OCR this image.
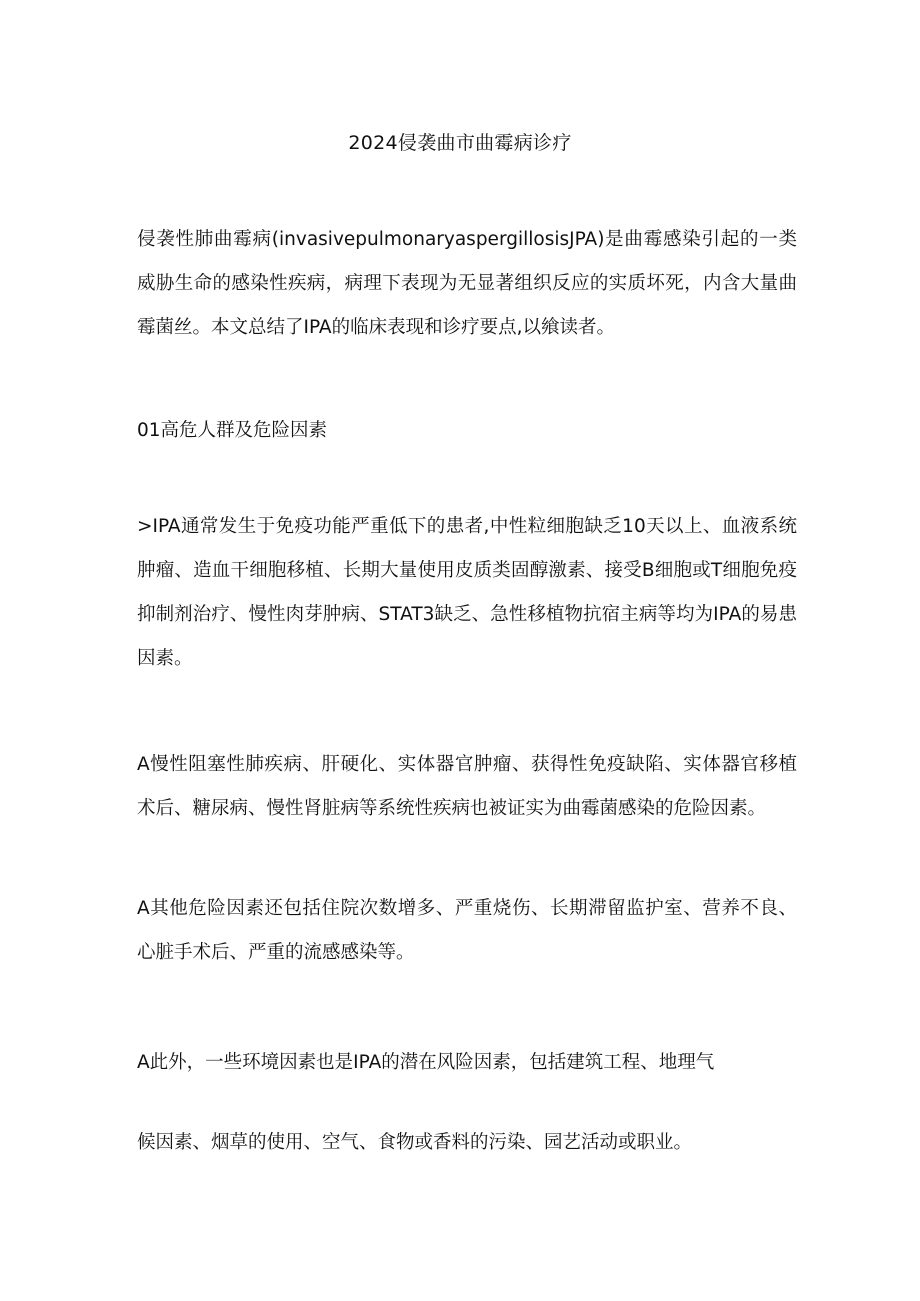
2024侵袭曲市曲霉病诊疗

侵袭性肺曲霉病(invasivepulmonaryaspergillosisJPA)是曲霉感染引起的一类威胁生命的感染性疾病，病理下表现为无显著组织反应的实质坏死，内含大量曲霉菌丝。本文总结了IPA的临床表现和诊疗要点,以飨读者。

01高危人群及危险因素

>IPA通常发生于免疫功能严重低下的患者,中性粒细胞缺乏10天以上、血液系统肿瘤、造血干细胞移植、长期大量使用皮质类固醇激素、接受B细胞或T细胞免疫抑制剂治疗、慢性肉芽肿病、STAT3缺乏、急性移植物抗宿主病等均为IPA的易患因素。

A慢性阻塞性肺疾病、肝硬化、实体器官肿瘤、获得性免疫缺陷、实体器官移植术后、糖尿病、慢性肾脏病等系统性疾病也被证实为曲霉菌感染的危险因素。

A其他危险因素还包括住院次数增多、严重烧伤、长期滞留监护室、营养不良、心脏手术后、严重的流感感染等。

A此外，一些环境因素也是IPA的潜在风险因素，包括建筑工程、地理气

候因素、烟草的使用、空气、食物或香料的污染、园艺活动或职业。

════════════════

* [Task instructions]
Without the pictures, extract every entry verbatim.

* [Exercise output]
OCR this image.
2024侵袭曲市曲霉病诊疗

侵袭性肺曲霉病(invasivepulmonaryaspergillosisJPA)是曲霉感染引起的一类威胁生命的感染性疾病，病理下表现为无显著组织反应的实质坏死，内含大量曲霉菌丝。本文总结了IPA的临床表现和诊疗要点,以飨读者。

01高危人群及危险因素

>IPA通常发生于免疫功能严重低下的患者,中性粒细胞缺乏10天以上、血液系统肿瘤、造血干细胞移植、长期大量使用皮质类固醇激素、接受B细胞或T细胞免疫抑制剂治疗、慢性肉芽肿病、STAT3缺乏、急性移植物抗宿主病等均为IPA的易患因素。

A慢性阻塞性肺疾病、肝硬化、实体器官肿瘤、获得性免疫缺陷、实体器官移植术后、糖尿病、慢性肾脏病等系统性疾病也被证实为曲霉菌感染的危险因素。

A其他危险因素还包括住院次数增多、严重烧伤、长期滞留监护室、营养不良、心脏手术后、严重的流感感染等。

A此外，一些环境因素也是IPA的潜在风险因素，包括建筑工程、地理气

候因素、烟草的使用、空气、食物或香料的污染、园艺活动或职业。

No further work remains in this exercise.